------ Extracted records ------

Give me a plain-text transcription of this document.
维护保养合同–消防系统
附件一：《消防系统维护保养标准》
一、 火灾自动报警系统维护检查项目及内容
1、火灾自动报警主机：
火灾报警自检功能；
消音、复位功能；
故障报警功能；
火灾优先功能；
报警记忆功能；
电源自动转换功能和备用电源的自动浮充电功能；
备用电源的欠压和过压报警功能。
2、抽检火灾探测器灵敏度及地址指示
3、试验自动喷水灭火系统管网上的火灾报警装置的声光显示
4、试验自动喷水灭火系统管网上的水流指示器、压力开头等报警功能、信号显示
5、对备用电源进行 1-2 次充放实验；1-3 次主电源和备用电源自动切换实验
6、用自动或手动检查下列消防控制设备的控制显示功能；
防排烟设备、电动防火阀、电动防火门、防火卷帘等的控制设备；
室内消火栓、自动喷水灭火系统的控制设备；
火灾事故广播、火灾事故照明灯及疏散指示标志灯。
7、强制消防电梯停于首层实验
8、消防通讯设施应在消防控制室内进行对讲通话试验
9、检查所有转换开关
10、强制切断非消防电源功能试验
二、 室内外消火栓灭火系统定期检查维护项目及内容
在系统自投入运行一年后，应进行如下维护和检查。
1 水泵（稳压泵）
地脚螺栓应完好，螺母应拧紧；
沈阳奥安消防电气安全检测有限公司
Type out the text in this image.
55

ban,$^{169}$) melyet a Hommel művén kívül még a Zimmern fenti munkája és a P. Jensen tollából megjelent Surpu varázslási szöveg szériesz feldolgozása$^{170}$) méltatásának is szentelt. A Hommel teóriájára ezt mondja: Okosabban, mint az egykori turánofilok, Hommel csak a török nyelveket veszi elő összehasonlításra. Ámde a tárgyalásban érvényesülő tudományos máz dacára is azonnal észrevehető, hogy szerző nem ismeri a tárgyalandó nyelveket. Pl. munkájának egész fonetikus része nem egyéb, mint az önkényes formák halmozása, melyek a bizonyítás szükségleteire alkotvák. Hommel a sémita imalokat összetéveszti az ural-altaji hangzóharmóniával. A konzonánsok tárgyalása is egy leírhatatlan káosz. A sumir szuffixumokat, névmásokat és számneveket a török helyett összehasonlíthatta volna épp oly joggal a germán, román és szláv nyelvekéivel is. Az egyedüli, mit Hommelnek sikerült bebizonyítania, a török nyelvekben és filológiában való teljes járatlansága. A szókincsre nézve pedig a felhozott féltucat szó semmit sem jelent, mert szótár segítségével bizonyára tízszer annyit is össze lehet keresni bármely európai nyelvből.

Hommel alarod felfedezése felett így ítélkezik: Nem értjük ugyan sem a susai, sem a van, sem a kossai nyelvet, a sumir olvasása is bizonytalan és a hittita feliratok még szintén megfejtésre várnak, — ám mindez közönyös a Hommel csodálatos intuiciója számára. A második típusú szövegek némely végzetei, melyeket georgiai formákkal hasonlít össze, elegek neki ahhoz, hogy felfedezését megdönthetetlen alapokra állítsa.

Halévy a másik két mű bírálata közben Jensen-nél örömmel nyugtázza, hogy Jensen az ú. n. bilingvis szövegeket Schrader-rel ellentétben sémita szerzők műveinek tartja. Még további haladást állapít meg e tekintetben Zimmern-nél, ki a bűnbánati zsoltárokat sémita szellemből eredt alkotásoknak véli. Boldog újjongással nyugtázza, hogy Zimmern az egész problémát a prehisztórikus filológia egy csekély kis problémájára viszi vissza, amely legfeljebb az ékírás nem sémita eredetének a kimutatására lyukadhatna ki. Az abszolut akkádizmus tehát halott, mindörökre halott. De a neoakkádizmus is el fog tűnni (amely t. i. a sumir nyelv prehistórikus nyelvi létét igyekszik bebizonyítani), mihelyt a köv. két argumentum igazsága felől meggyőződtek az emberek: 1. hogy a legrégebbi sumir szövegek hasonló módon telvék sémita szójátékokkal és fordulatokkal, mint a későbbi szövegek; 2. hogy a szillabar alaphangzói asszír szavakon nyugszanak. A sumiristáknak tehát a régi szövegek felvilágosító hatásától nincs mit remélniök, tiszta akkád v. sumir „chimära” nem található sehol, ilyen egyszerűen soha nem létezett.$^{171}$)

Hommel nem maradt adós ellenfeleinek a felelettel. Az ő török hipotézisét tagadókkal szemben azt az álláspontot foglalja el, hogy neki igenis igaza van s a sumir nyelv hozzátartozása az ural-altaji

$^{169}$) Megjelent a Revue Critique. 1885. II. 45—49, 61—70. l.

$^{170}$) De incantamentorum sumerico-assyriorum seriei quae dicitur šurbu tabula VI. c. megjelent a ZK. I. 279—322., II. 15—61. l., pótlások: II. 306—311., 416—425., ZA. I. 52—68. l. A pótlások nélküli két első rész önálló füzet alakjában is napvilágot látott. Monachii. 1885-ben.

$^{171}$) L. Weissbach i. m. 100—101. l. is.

------

#### [Task requirements]
Show the lines of the records that contain the word "text".

#### [Response to the task]
Give me a plain-text transcription of this document.
Type out the text in this image.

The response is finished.